In full and without alteration, give the listing again.
>> START Extracted entries
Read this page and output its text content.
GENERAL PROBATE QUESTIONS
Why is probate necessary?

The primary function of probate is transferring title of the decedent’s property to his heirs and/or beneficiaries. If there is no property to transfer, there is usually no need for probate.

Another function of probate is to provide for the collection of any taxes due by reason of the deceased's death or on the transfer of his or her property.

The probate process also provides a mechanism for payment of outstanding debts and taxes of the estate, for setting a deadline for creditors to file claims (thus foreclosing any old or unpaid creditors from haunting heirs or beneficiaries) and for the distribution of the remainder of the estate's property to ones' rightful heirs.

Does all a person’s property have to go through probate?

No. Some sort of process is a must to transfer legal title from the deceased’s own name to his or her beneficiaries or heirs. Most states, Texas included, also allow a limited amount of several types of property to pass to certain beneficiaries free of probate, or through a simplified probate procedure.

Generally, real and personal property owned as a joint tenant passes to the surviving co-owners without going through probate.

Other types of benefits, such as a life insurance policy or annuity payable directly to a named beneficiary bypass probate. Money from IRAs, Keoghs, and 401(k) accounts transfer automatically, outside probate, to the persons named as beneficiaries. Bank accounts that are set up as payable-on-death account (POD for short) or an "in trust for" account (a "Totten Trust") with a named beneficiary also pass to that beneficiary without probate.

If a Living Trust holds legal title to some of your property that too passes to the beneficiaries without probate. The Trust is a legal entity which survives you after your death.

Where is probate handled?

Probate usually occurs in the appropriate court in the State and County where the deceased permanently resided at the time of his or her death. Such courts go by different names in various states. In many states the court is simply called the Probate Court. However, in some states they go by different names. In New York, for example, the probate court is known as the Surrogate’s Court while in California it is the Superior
>> END Extracted entries
- **Problem solution**
Read this page and output its text content.
GENERAL PROBATE QUESTIONS
Why is probate necessary?

The primary function of probate is transferring title of the decedent’s property to his heirs and/or beneficiaries. If there is no property to transfer, there is usually no need for probate.

Another function of probate is to provide for the collection of any taxes due by reason of the deceased's death or on the transfer of his or her property.

The probate process also provides a mechanism for payment of outstanding debts and taxes of the estate, for setting a deadline for creditors to file claims (thus foreclosing any old or unpaid creditors from haunting heirs or beneficiaries) and for the distribution of the remainder of the estate's property to ones' rightful heirs.

Does all a person’s property have to go through probate?

No. Some sort of process is a must to transfer legal title from the deceased’s own name to his or her beneficiaries or heirs. Most states, Texas included, also allow a limited amount of several types of property to pass to certain beneficiaries free of probate, or through a simplified probate procedure.

Generally, real and personal property owned as a joint tenant passes to the surviving co-owners without going through probate.

Other types of benefits, such as a life insurance policy or annuity payable directly to a named beneficiary bypass probate. Money from IRAs, Keoghs, and 401(k) accounts transfer automatically, outside probate, to the persons named as beneficiaries. Bank accounts that are set up as payable-on-death account (POD for short) or an "in trust for" account (a "Totten Trust") with a named beneficiary also pass to that beneficiary without probate.

If a Living Trust holds legal title to some of your property that too passes to the beneficiaries without probate. The Trust is a legal entity which survives you after your death.

Where is probate handled?

Probate usually occurs in the appropriate court in the State and County where the deceased permanently resided at the time of his or her death. Such courts go by different names in various states. In many states the court is simply called the Probate Court. However, in some states they go by different names. In New York, for example, the probate court is known as the Surrogate’s Court while in California it is the Superior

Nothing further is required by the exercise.